EXERCISE GOAL:
Your answer should be a single number: the count of lines that include "Formula".
########################################
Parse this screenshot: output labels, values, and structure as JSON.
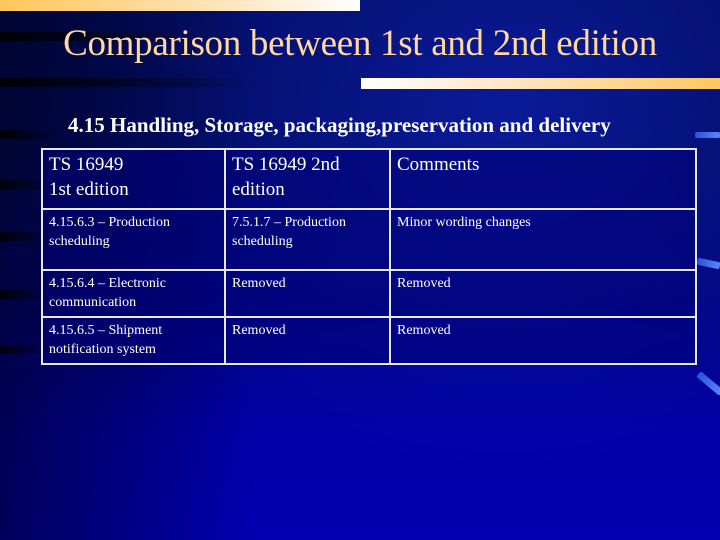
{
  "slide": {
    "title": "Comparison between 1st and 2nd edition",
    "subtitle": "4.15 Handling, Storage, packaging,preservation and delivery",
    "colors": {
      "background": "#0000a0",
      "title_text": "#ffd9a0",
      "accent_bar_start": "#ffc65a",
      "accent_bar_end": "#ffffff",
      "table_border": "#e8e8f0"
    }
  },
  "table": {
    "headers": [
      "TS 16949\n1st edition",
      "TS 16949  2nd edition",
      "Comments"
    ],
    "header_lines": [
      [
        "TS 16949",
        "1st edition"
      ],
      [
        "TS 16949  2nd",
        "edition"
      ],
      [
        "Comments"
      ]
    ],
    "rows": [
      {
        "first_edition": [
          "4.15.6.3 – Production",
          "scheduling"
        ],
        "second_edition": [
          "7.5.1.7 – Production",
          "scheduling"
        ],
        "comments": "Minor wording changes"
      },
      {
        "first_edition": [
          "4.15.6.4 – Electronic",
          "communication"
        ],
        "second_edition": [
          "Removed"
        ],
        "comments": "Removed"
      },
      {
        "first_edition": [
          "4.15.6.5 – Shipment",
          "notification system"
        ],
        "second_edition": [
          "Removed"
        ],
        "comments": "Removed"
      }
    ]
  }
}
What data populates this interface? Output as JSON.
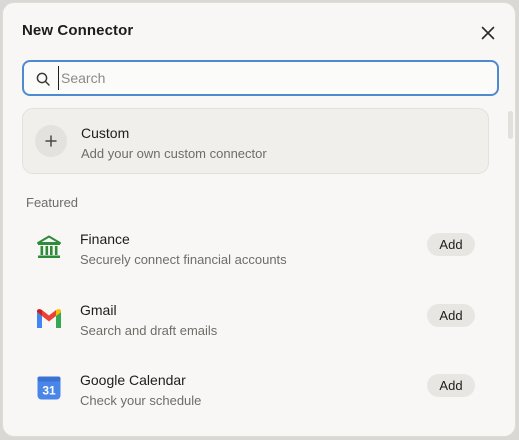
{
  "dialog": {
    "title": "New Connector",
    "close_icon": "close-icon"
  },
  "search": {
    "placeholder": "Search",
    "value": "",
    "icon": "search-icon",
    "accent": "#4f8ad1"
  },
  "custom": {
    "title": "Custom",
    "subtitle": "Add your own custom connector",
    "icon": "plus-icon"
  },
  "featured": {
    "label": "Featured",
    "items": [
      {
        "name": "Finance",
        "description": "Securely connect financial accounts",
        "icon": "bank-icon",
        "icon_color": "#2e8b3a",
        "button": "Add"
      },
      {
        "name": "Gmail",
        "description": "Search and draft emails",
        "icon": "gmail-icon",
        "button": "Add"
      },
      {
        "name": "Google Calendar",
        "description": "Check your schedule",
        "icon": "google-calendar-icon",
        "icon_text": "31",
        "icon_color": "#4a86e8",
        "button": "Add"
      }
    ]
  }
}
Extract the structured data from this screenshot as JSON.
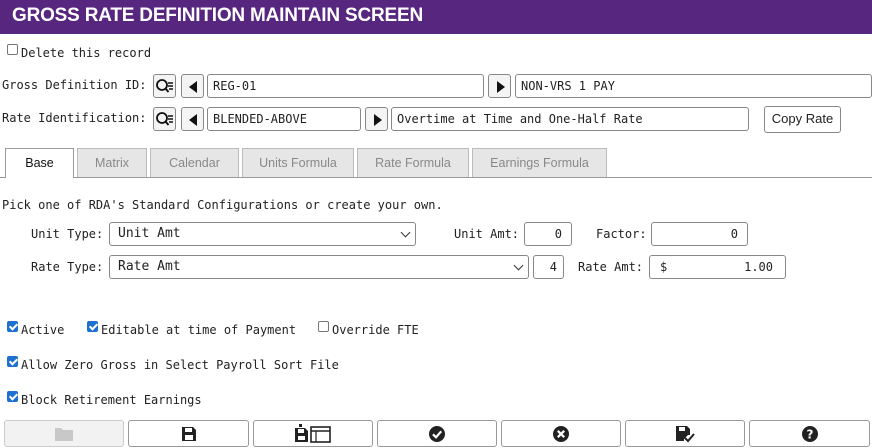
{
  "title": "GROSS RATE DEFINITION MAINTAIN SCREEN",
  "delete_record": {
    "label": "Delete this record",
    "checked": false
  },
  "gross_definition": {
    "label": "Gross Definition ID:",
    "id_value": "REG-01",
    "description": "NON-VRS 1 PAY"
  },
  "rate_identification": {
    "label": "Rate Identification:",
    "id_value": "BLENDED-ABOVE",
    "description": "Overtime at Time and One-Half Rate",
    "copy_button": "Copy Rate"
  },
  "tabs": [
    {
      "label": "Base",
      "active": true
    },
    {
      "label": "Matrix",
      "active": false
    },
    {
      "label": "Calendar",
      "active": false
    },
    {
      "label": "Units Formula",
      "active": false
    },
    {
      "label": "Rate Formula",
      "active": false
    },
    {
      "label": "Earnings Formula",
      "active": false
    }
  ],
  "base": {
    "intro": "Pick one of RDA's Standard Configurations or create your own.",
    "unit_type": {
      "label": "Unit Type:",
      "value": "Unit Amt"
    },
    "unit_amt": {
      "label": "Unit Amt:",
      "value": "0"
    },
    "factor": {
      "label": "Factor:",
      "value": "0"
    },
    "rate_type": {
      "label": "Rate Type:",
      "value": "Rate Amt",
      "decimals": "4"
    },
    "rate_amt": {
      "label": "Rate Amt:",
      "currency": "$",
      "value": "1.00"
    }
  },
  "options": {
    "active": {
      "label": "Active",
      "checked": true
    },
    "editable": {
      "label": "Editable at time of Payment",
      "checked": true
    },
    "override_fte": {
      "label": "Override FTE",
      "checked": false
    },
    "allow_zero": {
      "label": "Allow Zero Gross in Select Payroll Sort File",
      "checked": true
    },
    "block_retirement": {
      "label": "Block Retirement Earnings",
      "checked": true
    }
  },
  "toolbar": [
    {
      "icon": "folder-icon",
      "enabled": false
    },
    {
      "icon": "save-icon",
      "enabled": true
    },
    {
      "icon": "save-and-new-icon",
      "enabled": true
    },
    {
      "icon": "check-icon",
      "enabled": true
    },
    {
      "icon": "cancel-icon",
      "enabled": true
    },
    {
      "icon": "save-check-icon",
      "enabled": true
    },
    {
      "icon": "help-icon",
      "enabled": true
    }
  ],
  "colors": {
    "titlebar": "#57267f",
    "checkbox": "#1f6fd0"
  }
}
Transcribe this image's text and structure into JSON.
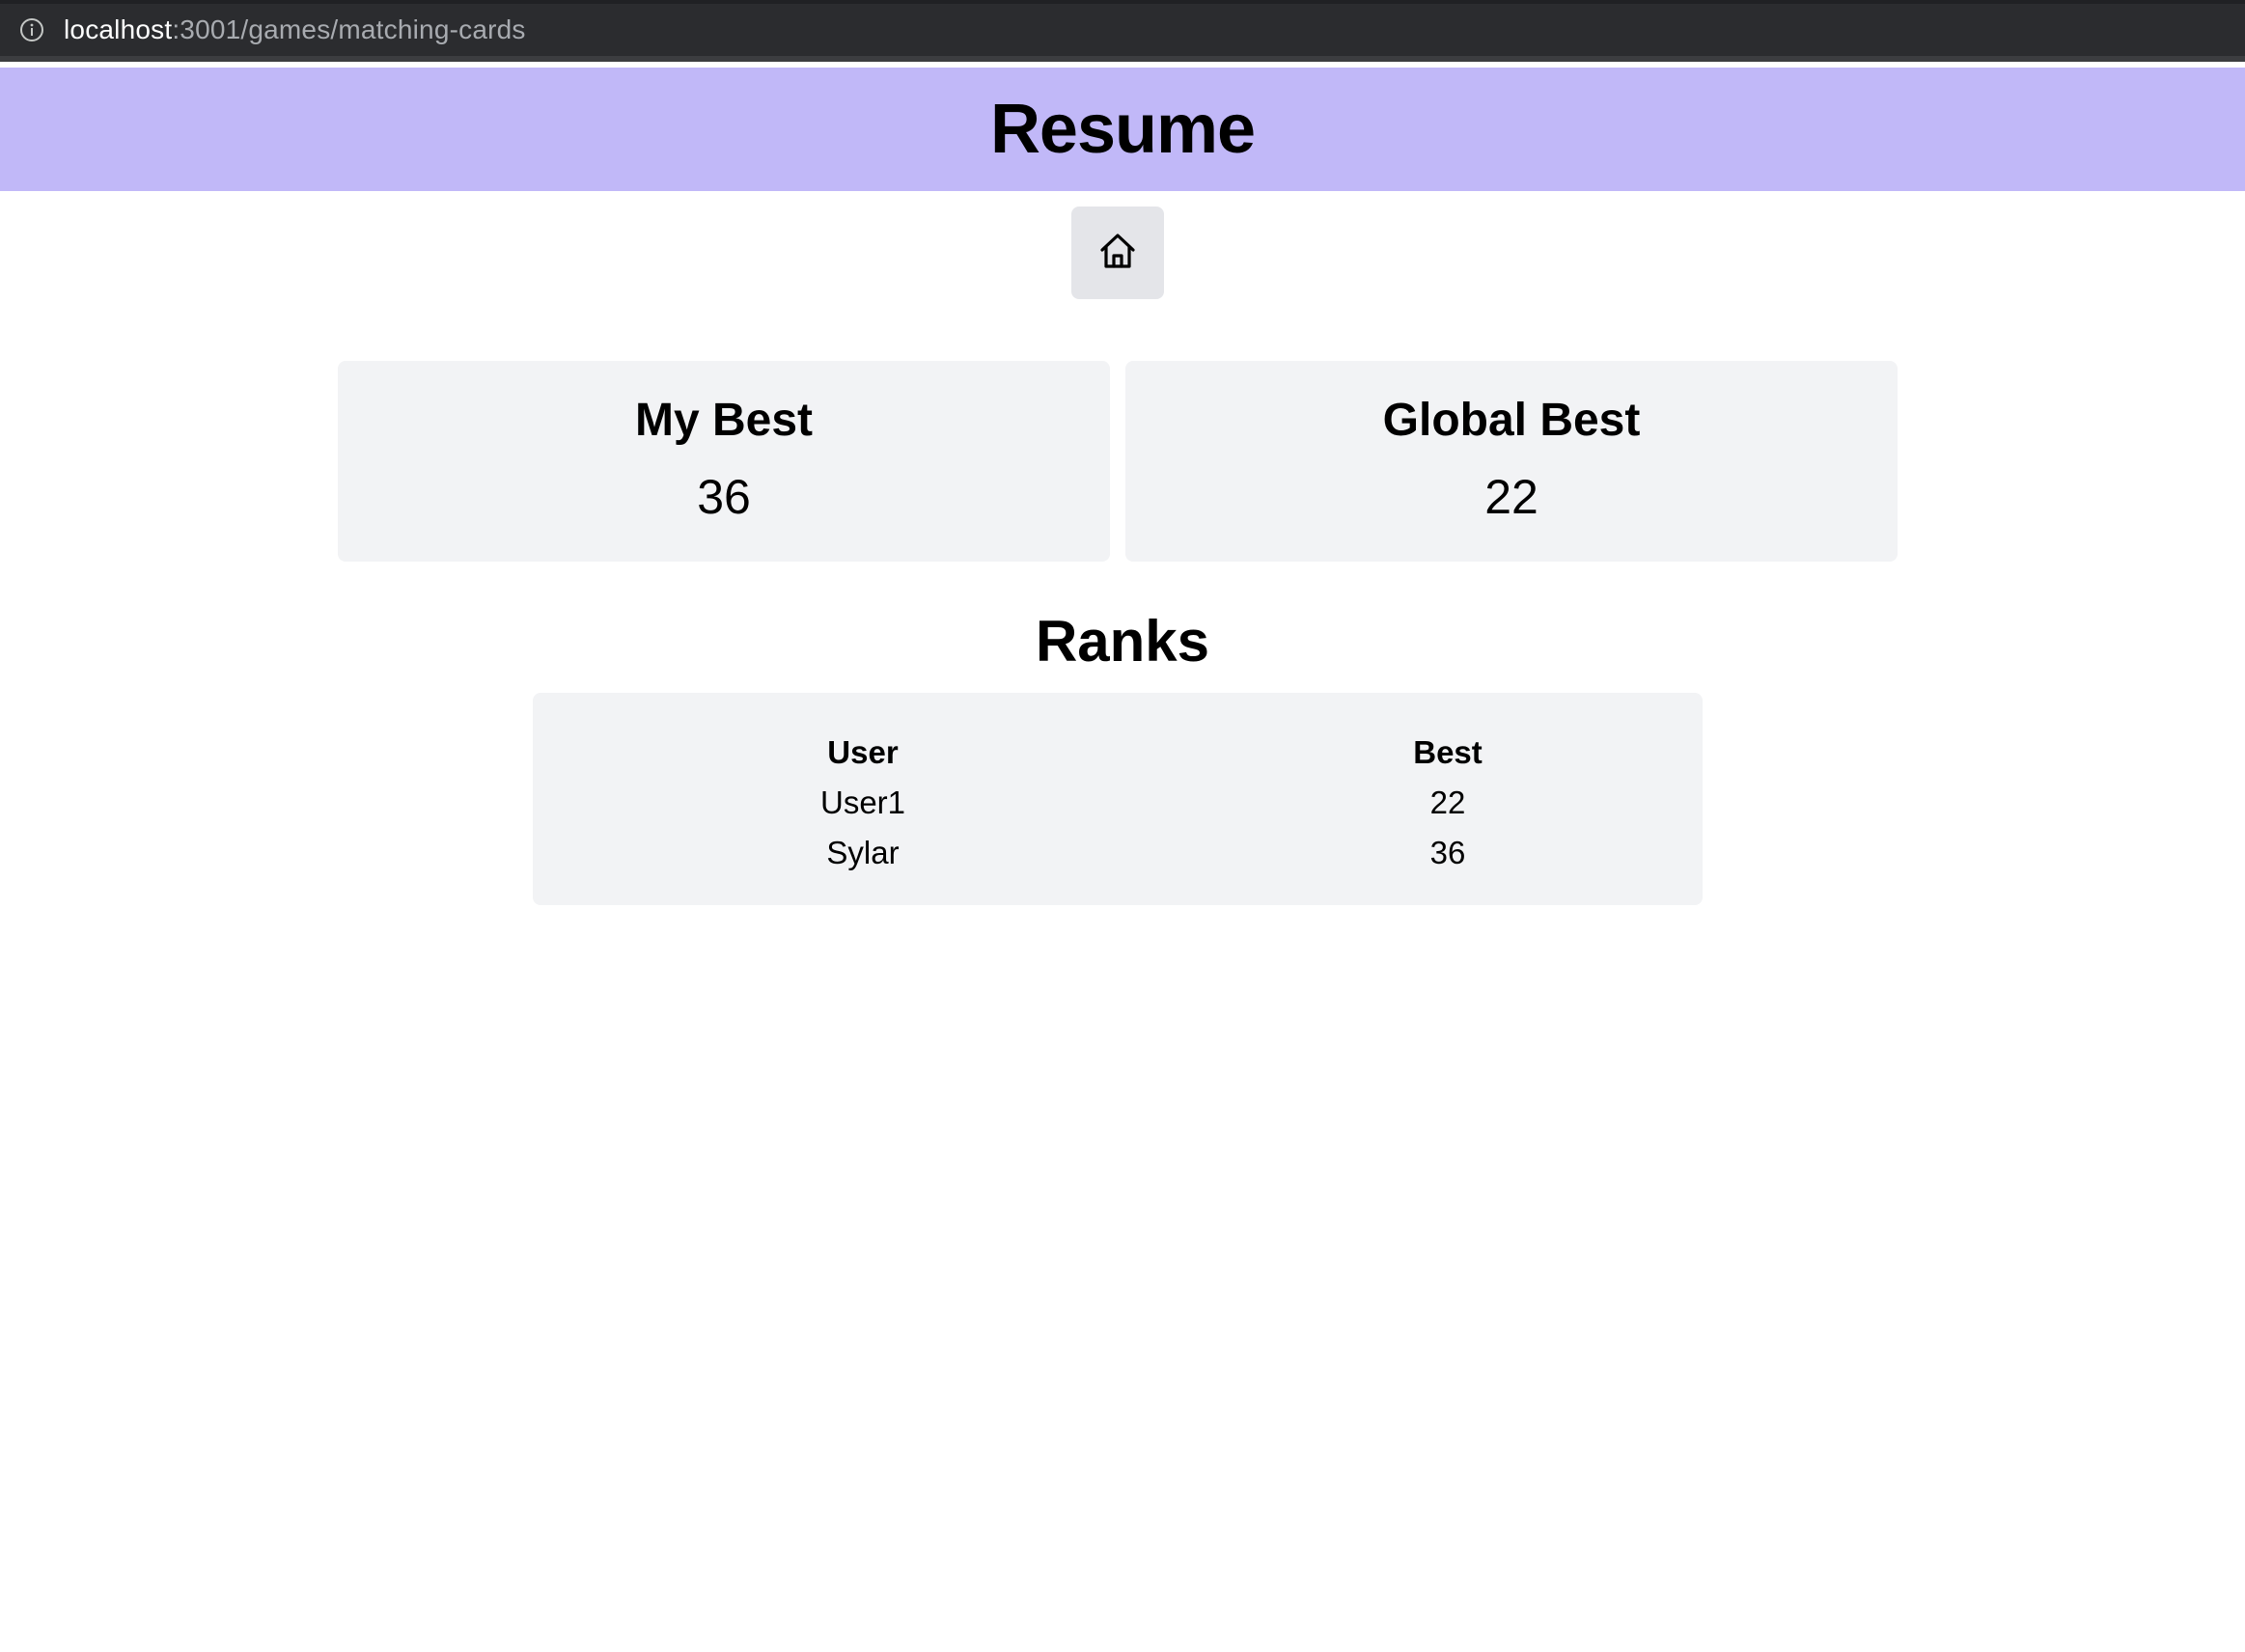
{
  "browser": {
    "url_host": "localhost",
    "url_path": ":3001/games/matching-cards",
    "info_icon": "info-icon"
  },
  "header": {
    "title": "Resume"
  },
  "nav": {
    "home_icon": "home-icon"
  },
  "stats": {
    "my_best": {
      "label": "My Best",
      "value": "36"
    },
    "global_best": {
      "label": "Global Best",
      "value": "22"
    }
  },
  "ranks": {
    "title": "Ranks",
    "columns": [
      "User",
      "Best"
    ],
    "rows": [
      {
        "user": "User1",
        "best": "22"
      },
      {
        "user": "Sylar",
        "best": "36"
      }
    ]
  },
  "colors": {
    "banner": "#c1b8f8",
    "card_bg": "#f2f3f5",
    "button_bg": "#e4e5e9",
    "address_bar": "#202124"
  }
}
########################################
THE REPLY:
3